→ **Required work**: Tally how many lines include "control". The number is the whole answer.

======== Data extract

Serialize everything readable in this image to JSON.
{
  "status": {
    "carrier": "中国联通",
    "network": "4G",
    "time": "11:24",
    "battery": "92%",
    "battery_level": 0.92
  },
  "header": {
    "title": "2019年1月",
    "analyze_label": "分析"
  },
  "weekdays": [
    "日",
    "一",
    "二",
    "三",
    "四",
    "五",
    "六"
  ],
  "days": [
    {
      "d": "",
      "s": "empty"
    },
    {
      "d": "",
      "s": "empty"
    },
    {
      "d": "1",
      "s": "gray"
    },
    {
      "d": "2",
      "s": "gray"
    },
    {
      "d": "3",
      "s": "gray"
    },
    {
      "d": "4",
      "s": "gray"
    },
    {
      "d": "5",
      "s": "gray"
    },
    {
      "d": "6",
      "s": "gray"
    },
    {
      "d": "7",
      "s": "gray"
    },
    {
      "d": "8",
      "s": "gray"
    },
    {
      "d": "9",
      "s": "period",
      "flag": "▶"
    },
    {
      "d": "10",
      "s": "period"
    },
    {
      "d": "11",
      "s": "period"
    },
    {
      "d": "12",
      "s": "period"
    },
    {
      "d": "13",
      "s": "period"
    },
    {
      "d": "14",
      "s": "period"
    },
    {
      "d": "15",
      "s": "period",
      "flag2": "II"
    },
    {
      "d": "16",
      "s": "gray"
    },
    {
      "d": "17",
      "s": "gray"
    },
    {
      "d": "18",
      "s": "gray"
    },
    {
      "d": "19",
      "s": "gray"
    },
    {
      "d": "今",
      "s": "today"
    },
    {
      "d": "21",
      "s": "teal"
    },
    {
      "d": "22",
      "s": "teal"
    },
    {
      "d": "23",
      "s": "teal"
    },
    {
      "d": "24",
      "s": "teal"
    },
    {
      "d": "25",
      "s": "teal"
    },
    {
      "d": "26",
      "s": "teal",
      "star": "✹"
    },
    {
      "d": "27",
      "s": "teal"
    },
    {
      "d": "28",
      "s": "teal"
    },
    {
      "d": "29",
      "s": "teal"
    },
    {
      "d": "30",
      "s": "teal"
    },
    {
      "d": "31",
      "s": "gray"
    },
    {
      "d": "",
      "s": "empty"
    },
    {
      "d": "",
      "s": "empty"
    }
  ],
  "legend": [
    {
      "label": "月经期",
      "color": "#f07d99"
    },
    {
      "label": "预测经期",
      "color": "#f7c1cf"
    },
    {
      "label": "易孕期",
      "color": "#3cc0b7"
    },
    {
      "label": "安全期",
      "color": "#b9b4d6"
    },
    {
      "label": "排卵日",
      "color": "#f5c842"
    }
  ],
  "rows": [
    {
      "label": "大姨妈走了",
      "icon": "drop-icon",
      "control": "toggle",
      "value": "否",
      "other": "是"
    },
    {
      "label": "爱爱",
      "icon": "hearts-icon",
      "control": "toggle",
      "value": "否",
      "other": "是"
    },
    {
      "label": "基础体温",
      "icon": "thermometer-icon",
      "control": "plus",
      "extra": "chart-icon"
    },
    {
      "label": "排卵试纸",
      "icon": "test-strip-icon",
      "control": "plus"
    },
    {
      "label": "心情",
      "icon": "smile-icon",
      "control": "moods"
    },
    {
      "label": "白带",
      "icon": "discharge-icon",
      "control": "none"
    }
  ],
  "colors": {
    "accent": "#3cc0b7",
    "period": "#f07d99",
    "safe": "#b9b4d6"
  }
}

================
======== Data extract

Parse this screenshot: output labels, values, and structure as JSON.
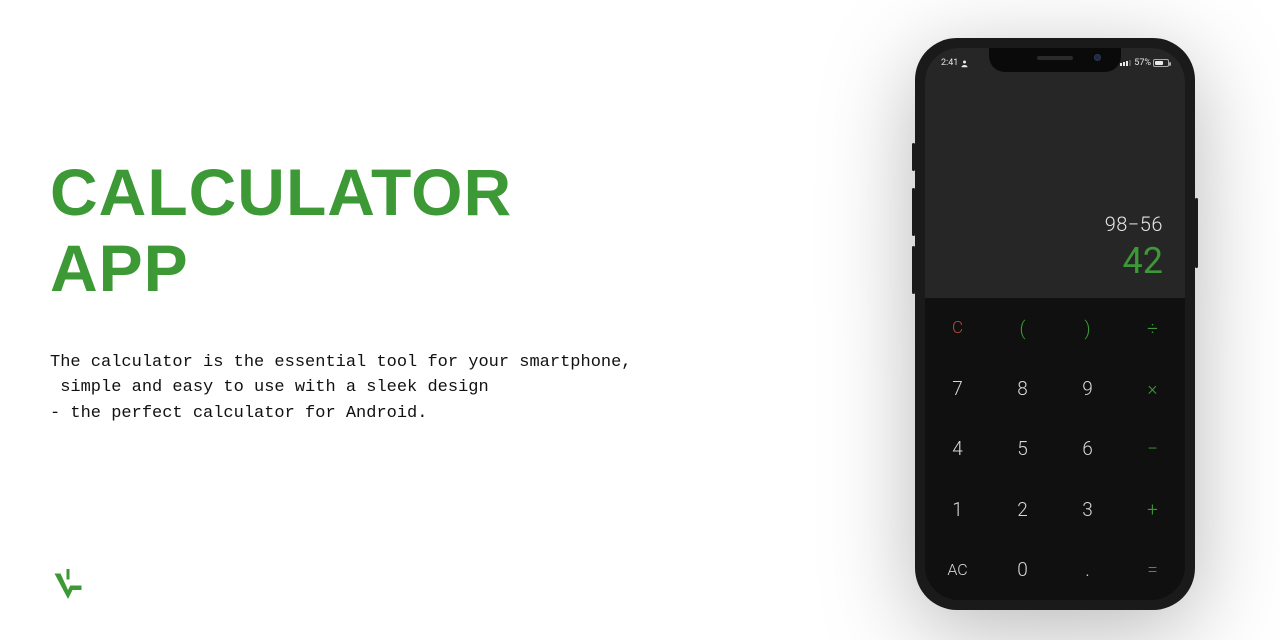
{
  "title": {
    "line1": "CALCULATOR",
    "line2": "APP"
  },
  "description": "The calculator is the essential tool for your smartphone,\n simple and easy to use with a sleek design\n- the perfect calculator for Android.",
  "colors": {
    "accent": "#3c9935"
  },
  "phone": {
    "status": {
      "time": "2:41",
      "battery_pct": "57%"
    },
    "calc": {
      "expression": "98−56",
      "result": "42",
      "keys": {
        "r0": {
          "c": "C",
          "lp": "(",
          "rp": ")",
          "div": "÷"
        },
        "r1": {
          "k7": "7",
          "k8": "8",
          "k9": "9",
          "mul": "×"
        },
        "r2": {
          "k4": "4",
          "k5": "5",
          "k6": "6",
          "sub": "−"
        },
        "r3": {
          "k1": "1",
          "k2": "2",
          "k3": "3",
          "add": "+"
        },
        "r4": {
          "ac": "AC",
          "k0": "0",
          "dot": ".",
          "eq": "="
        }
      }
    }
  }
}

================

→ **Output for this exercise**: 6